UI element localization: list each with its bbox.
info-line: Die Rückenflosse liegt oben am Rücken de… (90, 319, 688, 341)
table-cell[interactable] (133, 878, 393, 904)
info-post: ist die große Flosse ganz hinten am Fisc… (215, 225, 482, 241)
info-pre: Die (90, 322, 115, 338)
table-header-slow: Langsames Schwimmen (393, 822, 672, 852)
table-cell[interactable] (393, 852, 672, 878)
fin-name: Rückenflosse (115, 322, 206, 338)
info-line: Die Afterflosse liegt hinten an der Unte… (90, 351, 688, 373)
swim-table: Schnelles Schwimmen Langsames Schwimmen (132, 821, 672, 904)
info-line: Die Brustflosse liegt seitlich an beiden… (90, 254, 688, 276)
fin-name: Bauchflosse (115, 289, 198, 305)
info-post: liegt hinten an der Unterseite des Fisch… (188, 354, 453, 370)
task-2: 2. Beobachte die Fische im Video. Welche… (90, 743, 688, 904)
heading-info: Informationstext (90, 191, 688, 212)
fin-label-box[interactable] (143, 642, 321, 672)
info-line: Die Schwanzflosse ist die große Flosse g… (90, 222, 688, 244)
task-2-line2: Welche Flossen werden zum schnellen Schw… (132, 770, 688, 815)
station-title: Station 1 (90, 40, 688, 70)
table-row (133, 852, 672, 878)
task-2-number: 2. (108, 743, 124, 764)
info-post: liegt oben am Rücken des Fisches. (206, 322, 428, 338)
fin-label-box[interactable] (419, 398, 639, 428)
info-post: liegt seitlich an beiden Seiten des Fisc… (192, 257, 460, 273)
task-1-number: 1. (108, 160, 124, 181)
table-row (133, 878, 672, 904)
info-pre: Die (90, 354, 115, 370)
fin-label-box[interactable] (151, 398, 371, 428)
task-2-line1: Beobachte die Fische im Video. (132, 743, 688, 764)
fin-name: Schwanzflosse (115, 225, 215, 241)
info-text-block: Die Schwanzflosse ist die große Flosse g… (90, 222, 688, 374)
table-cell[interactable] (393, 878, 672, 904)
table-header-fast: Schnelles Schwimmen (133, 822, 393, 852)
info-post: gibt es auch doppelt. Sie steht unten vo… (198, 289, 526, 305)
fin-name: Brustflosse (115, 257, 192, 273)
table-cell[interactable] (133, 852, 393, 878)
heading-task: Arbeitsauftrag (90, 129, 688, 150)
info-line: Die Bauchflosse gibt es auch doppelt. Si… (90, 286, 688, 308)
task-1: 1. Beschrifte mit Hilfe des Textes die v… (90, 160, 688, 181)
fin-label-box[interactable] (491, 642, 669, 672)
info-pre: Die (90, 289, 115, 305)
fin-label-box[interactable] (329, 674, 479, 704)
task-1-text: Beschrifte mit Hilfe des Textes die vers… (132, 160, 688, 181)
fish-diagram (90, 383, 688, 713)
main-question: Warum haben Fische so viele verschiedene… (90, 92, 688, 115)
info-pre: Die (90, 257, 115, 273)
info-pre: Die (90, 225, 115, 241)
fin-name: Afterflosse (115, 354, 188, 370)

- - - - - - -

**Set task:**
Please reproduce the data above line by line, with no changes.

**The output:**
UI element localization: list each with its bbox.
info-line: Die Rückenflosse liegt oben am Rücken de… (90, 319, 688, 341)
table-cell[interactable] (133, 878, 393, 904)
info-post: ist die große Flosse ganz hinten am Fisc… (215, 225, 482, 241)
info-pre: Die (90, 322, 115, 338)
table-header-slow: Langsames Schwimmen (393, 822, 672, 852)
table-cell[interactable] (393, 852, 672, 878)
fin-name: Rückenflosse (115, 322, 206, 338)
info-line: Die Afterflosse liegt hinten an der Unte… (90, 351, 688, 373)
swim-table: Schnelles Schwimmen Langsames Schwimmen (132, 821, 672, 904)
info-line: Die Brustflosse liegt seitlich an beiden… (90, 254, 688, 276)
fin-name: Bauchflosse (115, 289, 198, 305)
info-post: liegt hinten an der Unterseite des Fisch… (188, 354, 453, 370)
task-2: 2. Beobachte die Fische im Video. Welche… (90, 743, 688, 904)
heading-info: Informationstext (90, 191, 688, 212)
fin-label-box[interactable] (143, 642, 321, 672)
info-line: Die Schwanzflosse ist die große Flosse g… (90, 222, 688, 244)
task-2-line2: Welche Flossen werden zum schnellen Schw… (132, 770, 688, 815)
station-title: Station 1 (90, 40, 688, 70)
table-row (133, 852, 672, 878)
task-2-number: 2. (108, 743, 124, 764)
info-post: liegt oben am Rücken des Fisches. (206, 322, 428, 338)
fin-label-box[interactable] (419, 398, 639, 428)
info-post: liegt seitlich an beiden Seiten des Fisc… (192, 257, 460, 273)
task-1-number: 1. (108, 160, 124, 181)
table-row (133, 878, 672, 904)
info-pre: Die (90, 354, 115, 370)
fin-label-box[interactable] (151, 398, 371, 428)
task-2-line1: Beobachte die Fische im Video. (132, 743, 688, 764)
fin-name: Schwanzflosse (115, 225, 215, 241)
info-text-block: Die Schwanzflosse ist die große Flosse g… (90, 222, 688, 374)
table-cell[interactable] (393, 878, 672, 904)
table-header-fast: Schnelles Schwimmen (133, 822, 393, 852)
info-post: gibt es auch doppelt. Sie steht unten vo… (198, 289, 526, 305)
fin-name: Brustflosse (115, 257, 192, 273)
table-cell[interactable] (133, 852, 393, 878)
heading-task: Arbeitsauftrag (90, 129, 688, 150)
info-line: Die Bauchflosse gibt es auch doppelt. Si… (90, 286, 688, 308)
task-1: 1. Beschrifte mit Hilfe des Textes die v… (90, 160, 688, 181)
fin-label-box[interactable] (491, 642, 669, 672)
info-pre: Die (90, 289, 115, 305)
fin-label-box[interactable] (329, 674, 479, 704)
task-1-text: Beschrifte mit Hilfe des Textes die vers… (132, 160, 688, 181)
fish-diagram (90, 383, 688, 713)
main-question: Warum haben Fische so viele verschiedene… (90, 92, 688, 115)
info-pre: Die (90, 257, 115, 273)
info-pre: Die (90, 225, 115, 241)
fin-name: Afterflosse (115, 354, 188, 370)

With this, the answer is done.